start Records for this task

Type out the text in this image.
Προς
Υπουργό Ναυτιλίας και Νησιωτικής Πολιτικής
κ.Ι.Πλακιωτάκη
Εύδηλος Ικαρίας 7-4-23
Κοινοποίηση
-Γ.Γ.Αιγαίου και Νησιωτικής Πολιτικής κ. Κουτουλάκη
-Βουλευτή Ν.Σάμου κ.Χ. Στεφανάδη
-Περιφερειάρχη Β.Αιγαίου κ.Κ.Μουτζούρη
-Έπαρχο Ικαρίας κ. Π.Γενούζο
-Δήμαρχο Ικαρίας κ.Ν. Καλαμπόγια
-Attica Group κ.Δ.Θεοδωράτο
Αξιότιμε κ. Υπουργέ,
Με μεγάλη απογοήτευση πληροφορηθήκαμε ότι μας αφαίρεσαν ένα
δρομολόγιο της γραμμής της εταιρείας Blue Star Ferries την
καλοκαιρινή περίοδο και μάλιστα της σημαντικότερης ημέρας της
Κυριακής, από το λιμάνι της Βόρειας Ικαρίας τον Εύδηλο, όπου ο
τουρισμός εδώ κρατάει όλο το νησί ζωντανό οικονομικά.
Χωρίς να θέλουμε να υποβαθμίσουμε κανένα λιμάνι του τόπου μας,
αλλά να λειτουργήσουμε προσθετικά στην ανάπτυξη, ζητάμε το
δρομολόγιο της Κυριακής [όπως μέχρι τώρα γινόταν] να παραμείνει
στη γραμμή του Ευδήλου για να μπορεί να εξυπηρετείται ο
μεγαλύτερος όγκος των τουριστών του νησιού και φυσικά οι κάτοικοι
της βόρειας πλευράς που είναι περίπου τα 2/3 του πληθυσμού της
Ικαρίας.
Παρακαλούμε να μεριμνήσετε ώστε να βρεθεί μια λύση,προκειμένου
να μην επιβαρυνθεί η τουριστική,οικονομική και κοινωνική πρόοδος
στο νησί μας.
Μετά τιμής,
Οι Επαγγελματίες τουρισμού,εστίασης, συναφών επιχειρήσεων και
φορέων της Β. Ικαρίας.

end Records for this task

How many lines in the records above contain the word "Ικαρίας"? Reply with the number and nothing more.

Result of the exercise: 6